BRIEF
Report how many lines of the records below include the word "Invoice". Give nothing but the number.
## begin DATA LISTING
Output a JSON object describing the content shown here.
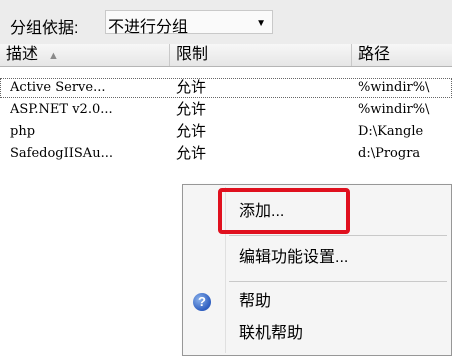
{
  "toolbar": {
    "group_by_label": "分组依据:",
    "group_by_value": "不进行分组"
  },
  "columns": [
    "描述",
    "限制",
    "路径"
  ],
  "rows": [
    {
      "description": "Active Serve...",
      "permission": "允许",
      "path": "%windir%\\"
    },
    {
      "description": "ASP.NET v2.0...",
      "permission": "允许",
      "path": "%windir%\\"
    },
    {
      "description": "php",
      "permission": "允许",
      "path": "D:\\Kangle"
    },
    {
      "description": "SafedogIISAu...",
      "permission": "允许",
      "path": "d:\\Progra"
    }
  ],
  "context_menu": {
    "items": [
      {
        "label": "添加..."
      },
      {
        "label": "编辑功能设置..."
      },
      {
        "label": "帮助",
        "icon": "help-icon"
      },
      {
        "label": "联机帮助"
      }
    ]
  },
  "colors": {
    "highlight": "#e0101e",
    "help_icon": "#2d5dbf"
  }
}
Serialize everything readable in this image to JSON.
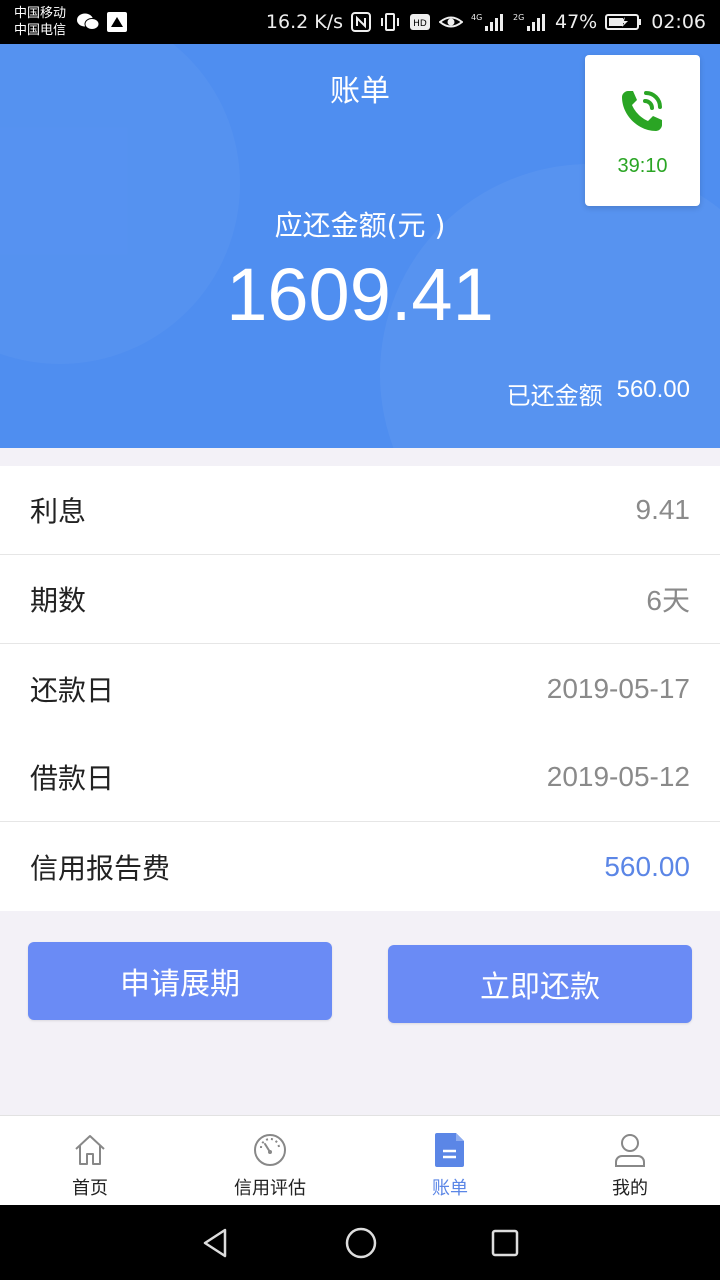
{
  "status_bar": {
    "carrier_1": "中国移动",
    "carrier_2": "中国电信",
    "speed": "16.2 K/s",
    "battery": "47%",
    "time": "02:06"
  },
  "header": {
    "title": "账单",
    "amount_label": "应还金额(元 )",
    "amount": "1609.41",
    "paid_label": "已还金额",
    "paid_value": "560.00"
  },
  "call_widget": {
    "duration": "39:10",
    "color": "#2aa524"
  },
  "details": [
    {
      "label": "利息",
      "value": "9.41"
    },
    {
      "label": "期数",
      "value": "6天"
    },
    {
      "label": "还款日",
      "value": "2019-05-17"
    },
    {
      "label": "借款日",
      "value": "2019-05-12"
    },
    {
      "label": "信用报告费",
      "value": "560.00"
    }
  ],
  "actions": {
    "extend_label": "申请展期",
    "repay_label": "立即还款"
  },
  "tabs": [
    {
      "label": "首页",
      "icon": "home-icon"
    },
    {
      "label": "信用评估",
      "icon": "gauge-icon"
    },
    {
      "label": "账单",
      "icon": "bill-icon",
      "active": true
    },
    {
      "label": "我的",
      "icon": "user-icon"
    }
  ],
  "colors": {
    "header_bg": "#4f8ef0",
    "button_bg": "#6a8bf5",
    "accent": "#5b86e6"
  }
}
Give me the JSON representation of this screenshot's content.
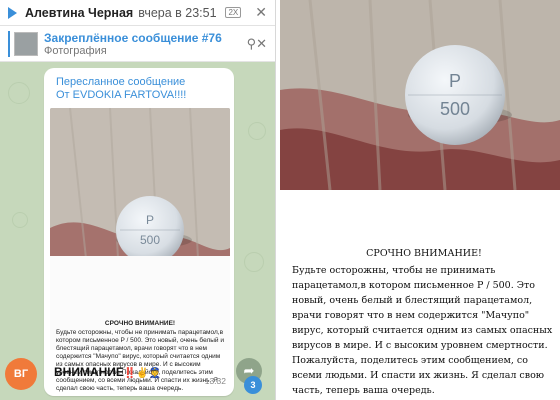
{
  "header": {
    "sender": "Алевтина Черная",
    "time": "вчера в 23:51",
    "pip_label": "2X",
    "close_icon": "close-icon"
  },
  "pinned": {
    "title": "Закреплённое сообщение #76",
    "subtitle": "Фотография"
  },
  "message": {
    "forwarded_line1": "Пересланное сообщение",
    "forwarded_line2": "От EVDOKIA FARTOVA!!!!",
    "pill_text_line1": "P",
    "pill_text_line2": "500",
    "warning_title": "СРОЧНО ВНИМАНИЕ!",
    "warning_body": "Будьте осторожны, чтобы не принимать парацетамол,в котором письменное P / 500. Это новый, очень белый и блестящий парацетамол, врачи говорят что в нем содержится \"Мачупо\" вирус, который считается одним из самых опасных вирусов в мире. И с высоким уровнем смертности. Пожалуйста, поделитесь этим сообщением, со всеми людьми. И спасти их жизнь. Я сделал свою часть, теперь ваша очередь.",
    "caption": "ВНИМАНИЕ",
    "caption_emoji": "‼️✌️👮",
    "time": "13:32",
    "avatar_initials": "ВГ",
    "unread_count": "3"
  },
  "right": {
    "pill_text_line1": "P",
    "pill_text_line2": "500",
    "warning_title": "СРОЧНО ВНИМАНИЕ!",
    "warning_body": "Будьте осторожны, чтобы не принимать парацетамол,в котором письменное P / 500. Это новый, очень белый и блестящий парацетамол, врачи говорят что в нем содержится \"Мачупо\" вирус, который считается одним из самых опасных вирусов в мире. И с высоким уровнем смертности. Пожалуйста, поделитесь этим сообщением, со всеми людьми. И спасти их жизнь. Я сделал свою часть, теперь ваша очередь."
  },
  "colors": {
    "accent": "#3a8fd9",
    "avatar": "#f07a3a",
    "chat_bg": "#c6d8bb"
  }
}
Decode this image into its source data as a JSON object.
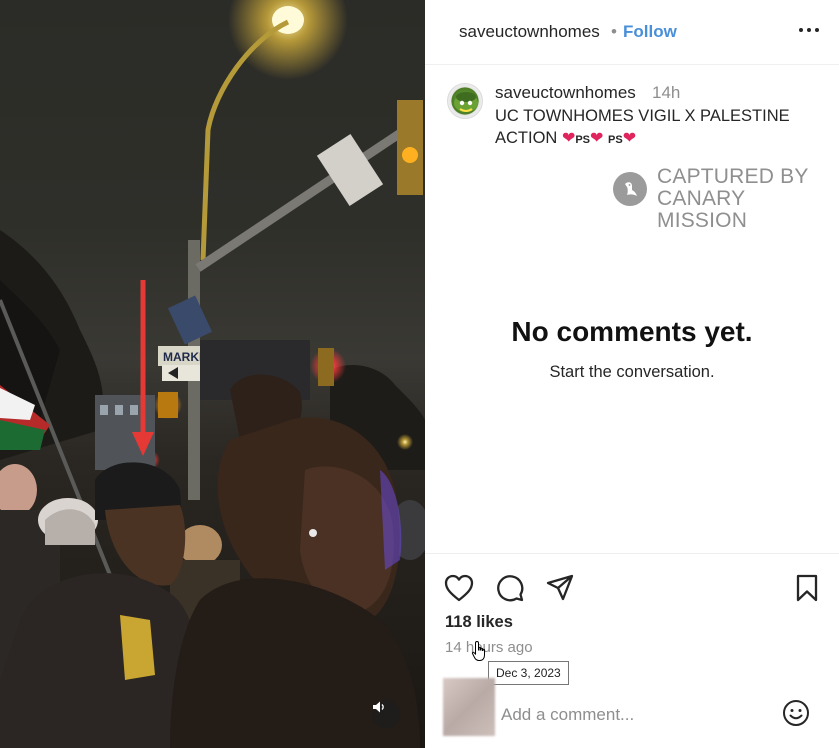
{
  "post": {
    "header_username": "saveuctownhomes",
    "separator": "•",
    "follow_label": "Follow"
  },
  "caption": {
    "username": "saveuctownhomes",
    "time": "14h",
    "line1": "UC TOWNHOMES VIGIL X PALESTINE",
    "line2_text": "ACTION",
    "ps1": "PS",
    "ps2": "PS",
    "heart": "❤"
  },
  "watermark": {
    "line1": "CAPTURED BY",
    "line2": "CANARY MISSION"
  },
  "comments": {
    "empty_title": "No comments yet.",
    "empty_subtitle": "Start the conversation."
  },
  "footer": {
    "likes": "118 likes",
    "time_ago": "14 hours ago",
    "tooltip_date": "Dec 3, 2023",
    "comment_placeholder": "Add a comment..."
  },
  "media": {
    "street_sign": "MARKET ST"
  },
  "icons": {
    "like": "heart-outline-icon",
    "comment": "comment-bubble-icon",
    "share": "paper-plane-icon",
    "save": "bookmark-icon",
    "more": "more-horizontal-icon",
    "emoji": "smiley-icon",
    "audio": "speaker-icon"
  },
  "colors": {
    "follow": "#4a8fd9",
    "heart": "#e0245e",
    "arrow": "#e53935"
  }
}
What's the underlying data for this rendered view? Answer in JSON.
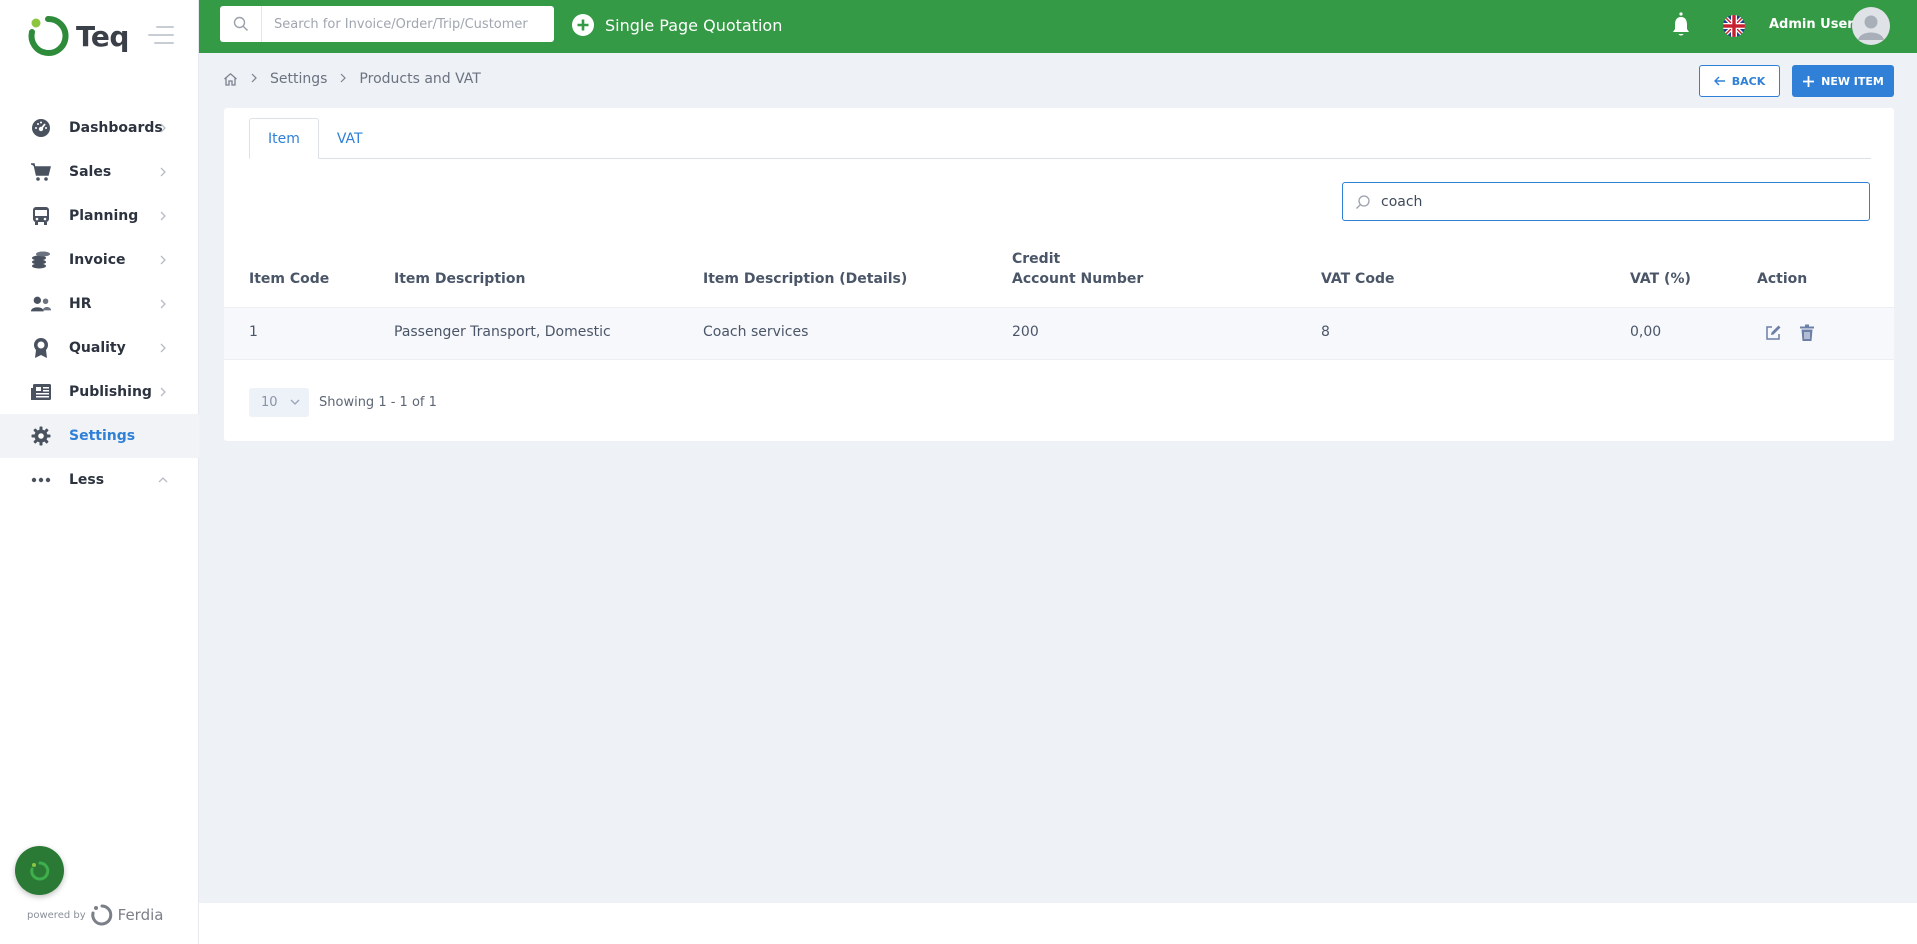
{
  "brand": {
    "name": "Teq"
  },
  "sidebar": {
    "items": [
      {
        "label": "Dashboards",
        "icon": "dashboard-icon"
      },
      {
        "label": "Sales",
        "icon": "cart-icon"
      },
      {
        "label": "Planning",
        "icon": "bus-icon"
      },
      {
        "label": "Invoice",
        "icon": "coins-icon"
      },
      {
        "label": "HR",
        "icon": "users-icon"
      },
      {
        "label": "Quality",
        "icon": "award-icon"
      },
      {
        "label": "Publishing",
        "icon": "newspaper-icon"
      },
      {
        "label": "Settings",
        "icon": "gear-icon",
        "active": true
      },
      {
        "label": "Less",
        "icon": "ellipsis-icon"
      }
    ],
    "powered_by": "powered by",
    "powered_brand": "Ferdia"
  },
  "topbar": {
    "search_placeholder": "Search for Invoice/Order/Trip/Customer",
    "quick_action": "Single Page Quotation",
    "user_name": "Admin User",
    "color": "#359a45"
  },
  "breadcrumb": {
    "items": [
      "Settings",
      "Products and VAT"
    ]
  },
  "actions": {
    "back": "BACK",
    "new_item": "NEW ITEM"
  },
  "tabs": [
    {
      "label": "Item",
      "active": true
    },
    {
      "label": "VAT",
      "active": false
    }
  ],
  "filter": {
    "value": "coach"
  },
  "table": {
    "headers": {
      "item_code": "Item Code",
      "item_description": "Item Description",
      "item_description_details": "Item Description (Details)",
      "credit_line1": "Credit",
      "credit_line2": "Account Number",
      "vat_code": "VAT Code",
      "vat_percent": "VAT (%)",
      "action": "Action"
    },
    "rows": [
      {
        "item_code": "1",
        "item_description": "Passenger Transport, Domestic",
        "item_description_details": "Coach services",
        "credit_account_number": "200",
        "vat_code": "8",
        "vat_percent": "0,00"
      }
    ]
  },
  "pagination": {
    "page_size": "10",
    "showing": "Showing 1 - 1 of 1"
  },
  "colors": {
    "accent": "#2f80d6",
    "brand_green": "#359a45"
  }
}
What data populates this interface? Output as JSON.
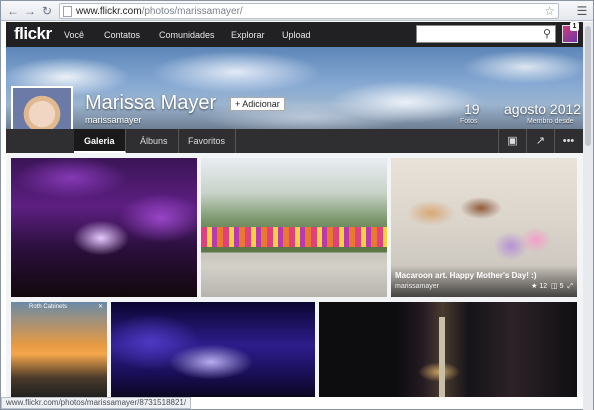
{
  "browser": {
    "url_host": "www.flickr.com",
    "url_path": "/photos/marissamayer/",
    "status_url": "www.flickr.com/photos/marissamayer/8731518821/"
  },
  "topnav": {
    "logo": "flickr",
    "links": [
      "Você",
      "Contatos",
      "Comunidades",
      "Explorar",
      "Upload"
    ],
    "notification_count": "1"
  },
  "profile": {
    "name": "Marissa Mayer",
    "add_label": "+ Adicionar",
    "username": "marissamayer",
    "photos_count": "19",
    "photos_label": "Fotos",
    "member_since": "agosto 2012",
    "member_label": "Membro desde"
  },
  "subnav": {
    "tabs": [
      "Galeria",
      "Álbuns",
      "Favoritos"
    ]
  },
  "gallery": {
    "featured_title": "Macaroon art. Happy Mother's Day! :)",
    "featured_owner": "marissamayer",
    "featured_likes": "12",
    "featured_comments": "5",
    "small_title": "Roth\nCabinets"
  }
}
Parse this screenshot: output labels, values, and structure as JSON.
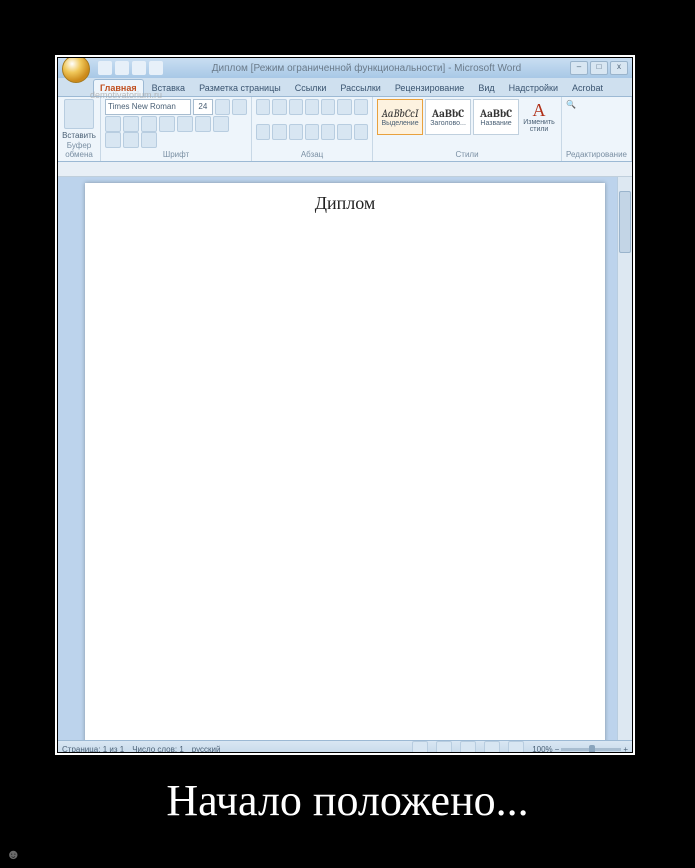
{
  "poster": {
    "caption": "Начало положено...",
    "watermark": "demotivatorium.ru",
    "face_glyph": "☻"
  },
  "window": {
    "title": "Диплом [Режим ограниченной функциональности] - Microsoft Word",
    "qat_icons": [
      "save-icon",
      "undo-icon",
      "redo-icon",
      "refresh-icon"
    ],
    "controls": {
      "min": "–",
      "max": "□",
      "close": "x"
    }
  },
  "tabs": {
    "items": [
      "Главная",
      "Вставка",
      "Разметка страницы",
      "Ссылки",
      "Рассылки",
      "Рецензирование",
      "Вид",
      "Надстройки",
      "Acrobat"
    ],
    "active_index": 0
  },
  "ribbon": {
    "clipboard": {
      "label": "Буфер обмена",
      "paste": "Вставить"
    },
    "font": {
      "label": "Шрифт",
      "name": "Times New Roman",
      "size": "24"
    },
    "paragraph": {
      "label": "Абзац"
    },
    "styles": {
      "label": "Стили",
      "items": [
        {
          "sample": "AaBbCcI",
          "name": "Выделение"
        },
        {
          "sample": "AaBbC",
          "name": "Заголово..."
        },
        {
          "sample": "AaBbC",
          "name": "Название"
        }
      ],
      "change": "Изменить стили"
    },
    "editing": {
      "label": "Редактирование"
    }
  },
  "document": {
    "title": "Диплом"
  },
  "status": {
    "page": "Страница: 1 из 1",
    "words": "Число слов: 1",
    "lang": "русский",
    "zoom": "100%"
  }
}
## end DATA LISTING
WRITTEN SOLUTION
2